┌─ Data records
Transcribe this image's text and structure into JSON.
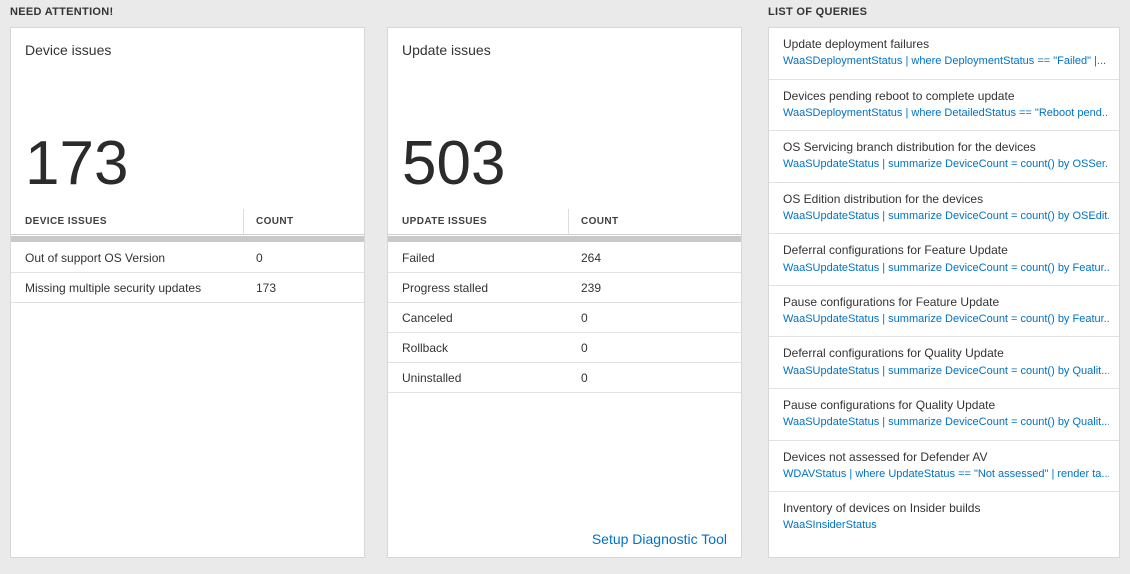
{
  "need_attention": {
    "header": "NEED ATTENTION!",
    "cards": [
      {
        "title": "Device issues",
        "big_number": "173",
        "table": {
          "columns": [
            "DEVICE ISSUES",
            "COUNT"
          ],
          "rows": [
            [
              "Out of support OS Version",
              "0"
            ],
            [
              "Missing multiple security updates",
              "173"
            ]
          ]
        }
      },
      {
        "title": "Update issues",
        "big_number": "503",
        "table": {
          "columns": [
            "UPDATE ISSUES",
            "COUNT"
          ],
          "rows": [
            [
              "Failed",
              "264"
            ],
            [
              "Progress stalled",
              "239"
            ],
            [
              "Canceled",
              "0"
            ],
            [
              "Rollback",
              "0"
            ],
            [
              "Uninstalled",
              "0"
            ]
          ]
        },
        "footer_link": "Setup Diagnostic Tool"
      }
    ]
  },
  "queries": {
    "header": "LIST OF QUERIES",
    "items": [
      {
        "title": "Update deployment failures",
        "query": "WaaSDeploymentStatus | where DeploymentStatus == \"Failed\" |..."
      },
      {
        "title": "Devices pending reboot to complete update",
        "query": "WaaSDeploymentStatus | where DetailedStatus == \"Reboot pend..."
      },
      {
        "title": "OS Servicing branch distribution for the devices",
        "query": "WaaSUpdateStatus | summarize DeviceCount = count() by OSSer..."
      },
      {
        "title": "OS Edition distribution for the devices",
        "query": "WaaSUpdateStatus | summarize DeviceCount = count() by OSEdit..."
      },
      {
        "title": "Deferral configurations for Feature Update",
        "query": "WaaSUpdateStatus | summarize DeviceCount = count() by Featur..."
      },
      {
        "title": "Pause configurations for Feature Update",
        "query": "WaaSUpdateStatus | summarize DeviceCount = count() by Featur..."
      },
      {
        "title": "Deferral configurations for Quality Update",
        "query": "WaaSUpdateStatus | summarize DeviceCount = count() by Qualit..."
      },
      {
        "title": "Pause configurations for Quality Update",
        "query": "WaaSUpdateStatus | summarize DeviceCount = count() by Qualit..."
      },
      {
        "title": "Devices not assessed for Defender AV",
        "query": "WDAVStatus | where UpdateStatus == \"Not assessed\" | render ta..."
      },
      {
        "title": "Inventory of devices on Insider builds",
        "query": "WaaSInsiderStatus"
      }
    ],
    "accent_color": "#0072c6"
  }
}
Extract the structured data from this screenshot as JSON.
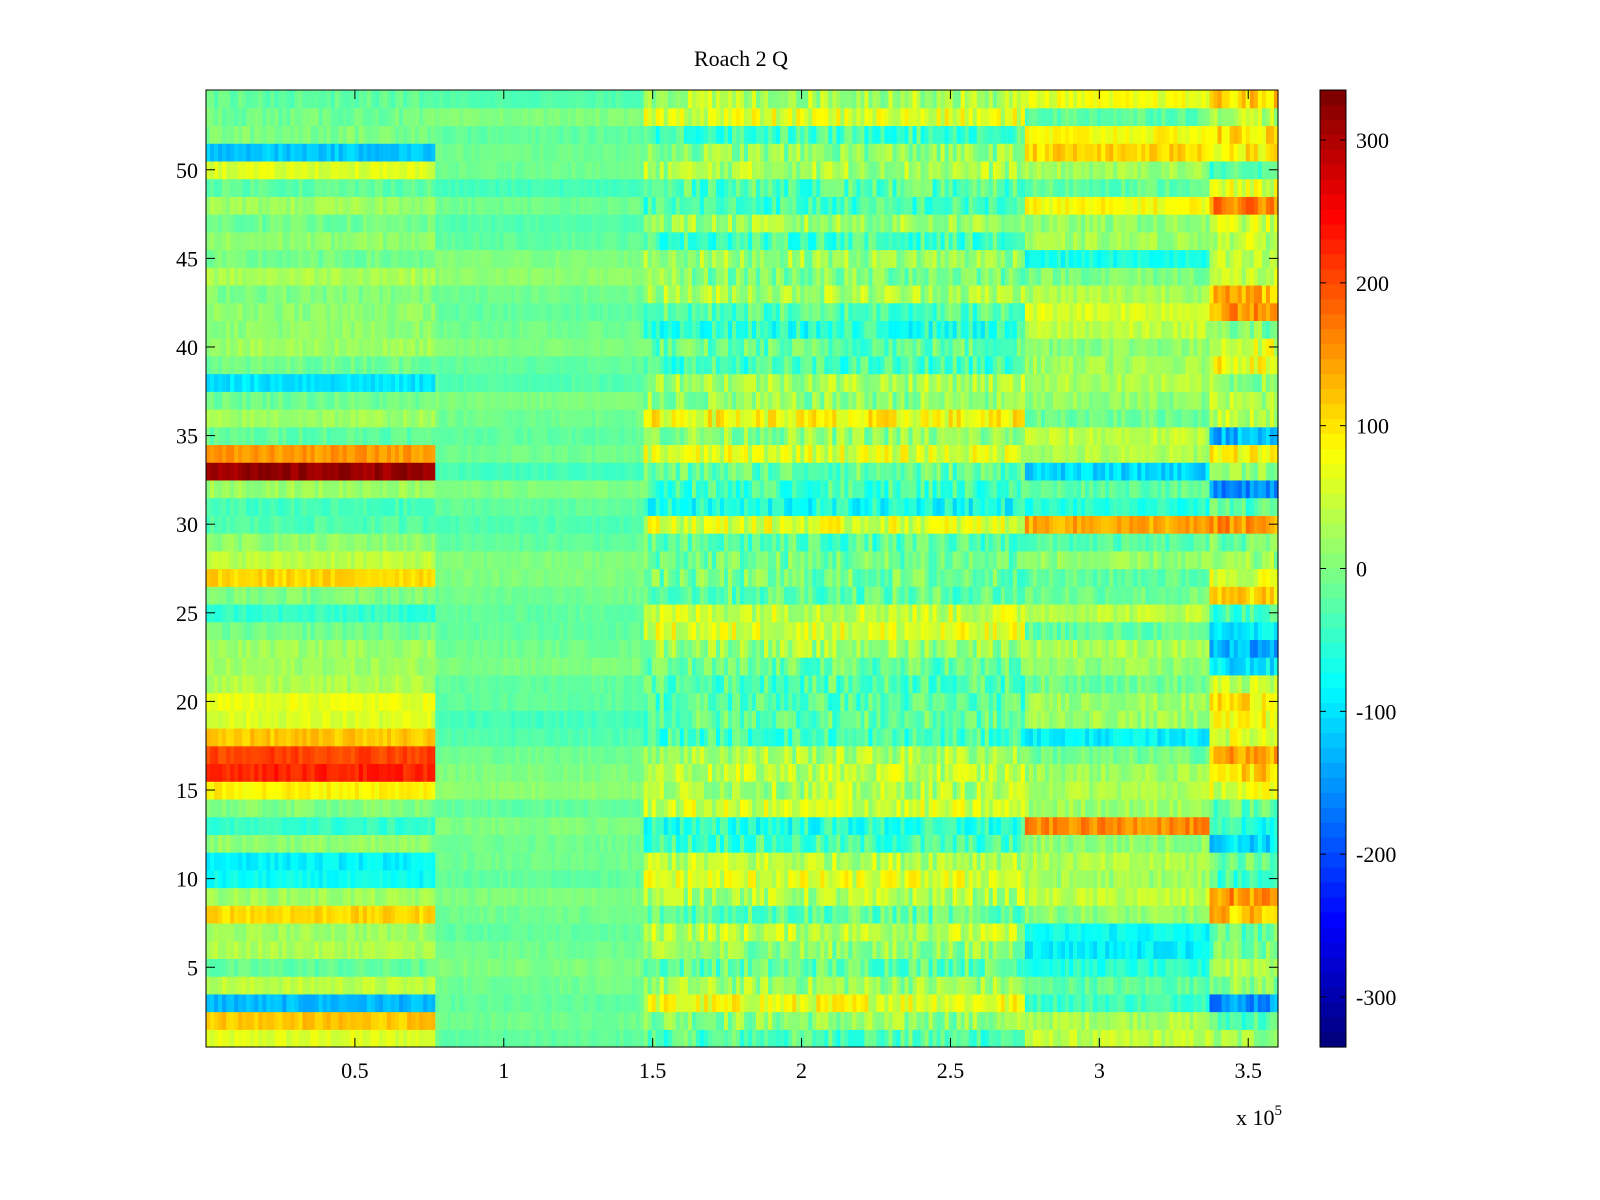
{
  "chart_data": {
    "type": "heatmap",
    "title": "Roach 2 Q",
    "xlabel": "",
    "ylabel": "",
    "x_exponent_label": "x 10",
    "x_exponent_power": "5",
    "xlim": [
      0,
      3.6
    ],
    "ylim": [
      0.5,
      54.5
    ],
    "x_ticks": [
      {
        "value": 0.5,
        "label": "0.5"
      },
      {
        "value": 1,
        "label": "1"
      },
      {
        "value": 1.5,
        "label": "1.5"
      },
      {
        "value": 2,
        "label": "2"
      },
      {
        "value": 2.5,
        "label": "2.5"
      },
      {
        "value": 3,
        "label": "3"
      },
      {
        "value": 3.5,
        "label": "3.5"
      }
    ],
    "y_ticks": [
      {
        "value": 5,
        "label": "5"
      },
      {
        "value": 10,
        "label": "10"
      },
      {
        "value": 15,
        "label": "15"
      },
      {
        "value": 20,
        "label": "20"
      },
      {
        "value": 25,
        "label": "25"
      },
      {
        "value": 30,
        "label": "30"
      },
      {
        "value": 35,
        "label": "35"
      },
      {
        "value": 40,
        "label": "40"
      },
      {
        "value": 45,
        "label": "45"
      },
      {
        "value": 50,
        "label": "50"
      }
    ],
    "colorbar": {
      "colormap": "jet",
      "clim": [
        -335,
        335
      ],
      "ticks": [
        {
          "value": 300,
          "label": "300"
        },
        {
          "value": 200,
          "label": "200"
        },
        {
          "value": 100,
          "label": "100"
        },
        {
          "value": 0,
          "label": "0"
        },
        {
          "value": -100,
          "label": "-100"
        },
        {
          "value": -200,
          "label": "-200"
        },
        {
          "value": -300,
          "label": "-300"
        }
      ]
    },
    "rows": 54,
    "x_segments": [
      {
        "name": "segment-1",
        "x_range": [
          0,
          0.77
        ]
      },
      {
        "name": "segment-2",
        "x_range": [
          0.77,
          1.47
        ]
      },
      {
        "name": "segment-3",
        "x_range": [
          1.47,
          2.75
        ]
      },
      {
        "name": "segment-4",
        "x_range": [
          2.75,
          3.37
        ]
      },
      {
        "name": "segment-5",
        "x_range": [
          3.37,
          3.6
        ]
      }
    ],
    "row_segment_means": [
      [
        60,
        -20,
        -30,
        40,
        20
      ],
      [
        120,
        -10,
        10,
        30,
        -30
      ],
      [
        -130,
        -20,
        70,
        -40,
        -150
      ],
      [
        40,
        -10,
        20,
        -20,
        10
      ],
      [
        -20,
        0,
        -20,
        -60,
        40
      ],
      [
        30,
        -10,
        10,
        -90,
        -10
      ],
      [
        20,
        -20,
        40,
        -80,
        -20
      ],
      [
        110,
        -10,
        -20,
        10,
        120
      ],
      [
        20,
        0,
        30,
        40,
        150
      ],
      [
        -80,
        -20,
        60,
        20,
        -40
      ],
      [
        -90,
        -10,
        40,
        30,
        -10
      ],
      [
        10,
        -10,
        -40,
        10,
        -100
      ],
      [
        -50,
        0,
        -60,
        160,
        -60
      ],
      [
        0,
        -20,
        50,
        20,
        -20
      ],
      [
        90,
        10,
        30,
        30,
        60
      ],
      [
        230,
        0,
        40,
        20,
        110
      ],
      [
        210,
        -10,
        30,
        -10,
        140
      ],
      [
        120,
        -30,
        -40,
        -90,
        60
      ],
      [
        60,
        -40,
        -20,
        20,
        80
      ],
      [
        70,
        -20,
        -30,
        20,
        100
      ],
      [
        30,
        -20,
        -30,
        -10,
        40
      ],
      [
        20,
        0,
        -20,
        10,
        -100
      ],
      [
        20,
        -10,
        20,
        30,
        -140
      ],
      [
        -10,
        -20,
        60,
        -20,
        -100
      ],
      [
        -50,
        -20,
        50,
        40,
        -40
      ],
      [
        0,
        -10,
        -20,
        -10,
        110
      ],
      [
        110,
        0,
        -10,
        -20,
        60
      ],
      [
        40,
        0,
        -10,
        10,
        10
      ],
      [
        10,
        -20,
        -30,
        -30,
        -10
      ],
      [
        -30,
        -30,
        60,
        140,
        150
      ],
      [
        -40,
        -20,
        -70,
        -60,
        -30
      ],
      [
        20,
        0,
        -40,
        -20,
        -150
      ],
      [
        320,
        -40,
        -20,
        -110,
        20
      ],
      [
        150,
        -10,
        60,
        30,
        90
      ],
      [
        -20,
        -20,
        10,
        40,
        -130
      ],
      [
        20,
        -10,
        80,
        -10,
        40
      ],
      [
        -10,
        0,
        10,
        10,
        30
      ],
      [
        -100,
        -30,
        30,
        30,
        10
      ],
      [
        -10,
        -20,
        -40,
        20,
        80
      ],
      [
        20,
        0,
        -20,
        10,
        60
      ],
      [
        10,
        -10,
        -60,
        40,
        0
      ],
      [
        10,
        -20,
        -30,
        60,
        150
      ],
      [
        0,
        -10,
        30,
        30,
        130
      ],
      [
        30,
        10,
        0,
        0,
        40
      ],
      [
        -10,
        0,
        20,
        -70,
        30
      ],
      [
        10,
        -20,
        -40,
        20,
        40
      ],
      [
        -10,
        -30,
        20,
        10,
        50
      ],
      [
        20,
        -10,
        -40,
        80,
        170
      ],
      [
        -20,
        -40,
        -30,
        -20,
        60
      ],
      [
        60,
        -10,
        30,
        20,
        -40
      ],
      [
        -120,
        -10,
        10,
        110,
        90
      ],
      [
        0,
        -20,
        -40,
        80,
        100
      ],
      [
        -10,
        0,
        60,
        -20,
        40
      ],
      [
        -20,
        -30,
        30,
        70,
        110
      ]
    ]
  }
}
└─
Problem to solve: Search the lines above for the string "JSON", then show every one that has it.

Written solution:
Transcribe this image's text and structure into JSON.
Extract the structured data from this screenshot as JSON.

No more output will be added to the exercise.